> _Exercise directions_:
Note how many lines contain "count" and give that number, with nothing else.
┌────────
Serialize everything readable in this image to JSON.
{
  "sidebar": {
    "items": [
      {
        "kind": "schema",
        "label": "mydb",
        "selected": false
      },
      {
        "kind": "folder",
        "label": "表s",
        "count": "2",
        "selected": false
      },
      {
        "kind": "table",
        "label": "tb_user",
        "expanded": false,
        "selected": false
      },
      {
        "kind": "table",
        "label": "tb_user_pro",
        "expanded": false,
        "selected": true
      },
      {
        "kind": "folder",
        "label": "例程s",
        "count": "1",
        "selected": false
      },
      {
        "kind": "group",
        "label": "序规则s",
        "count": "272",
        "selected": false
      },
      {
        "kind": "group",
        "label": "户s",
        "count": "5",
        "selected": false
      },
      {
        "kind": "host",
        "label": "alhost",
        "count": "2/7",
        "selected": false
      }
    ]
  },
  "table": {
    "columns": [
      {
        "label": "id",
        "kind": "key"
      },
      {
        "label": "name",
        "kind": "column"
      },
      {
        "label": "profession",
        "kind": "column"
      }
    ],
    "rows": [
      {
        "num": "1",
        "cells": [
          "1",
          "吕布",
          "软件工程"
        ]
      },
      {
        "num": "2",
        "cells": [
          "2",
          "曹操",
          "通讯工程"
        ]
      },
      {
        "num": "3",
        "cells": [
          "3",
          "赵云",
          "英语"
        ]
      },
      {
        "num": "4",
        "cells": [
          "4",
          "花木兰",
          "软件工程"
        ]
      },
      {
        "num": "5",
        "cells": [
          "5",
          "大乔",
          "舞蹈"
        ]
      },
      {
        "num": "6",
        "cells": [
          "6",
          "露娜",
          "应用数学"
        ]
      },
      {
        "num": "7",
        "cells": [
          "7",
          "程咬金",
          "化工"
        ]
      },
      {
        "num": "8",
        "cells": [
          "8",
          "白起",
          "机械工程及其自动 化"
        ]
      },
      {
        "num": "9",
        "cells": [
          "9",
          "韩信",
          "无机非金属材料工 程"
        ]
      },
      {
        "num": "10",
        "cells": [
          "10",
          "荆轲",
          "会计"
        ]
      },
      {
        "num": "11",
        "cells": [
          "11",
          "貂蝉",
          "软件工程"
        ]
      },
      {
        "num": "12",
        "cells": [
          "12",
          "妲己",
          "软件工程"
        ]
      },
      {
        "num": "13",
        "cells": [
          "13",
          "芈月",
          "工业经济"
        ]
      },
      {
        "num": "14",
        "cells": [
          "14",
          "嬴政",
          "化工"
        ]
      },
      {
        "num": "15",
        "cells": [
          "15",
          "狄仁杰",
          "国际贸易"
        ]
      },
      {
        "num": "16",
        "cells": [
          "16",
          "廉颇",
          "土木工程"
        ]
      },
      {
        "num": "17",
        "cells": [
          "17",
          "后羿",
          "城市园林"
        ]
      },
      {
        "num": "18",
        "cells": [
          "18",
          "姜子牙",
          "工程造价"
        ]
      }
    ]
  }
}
└────────
> _Final result_:
5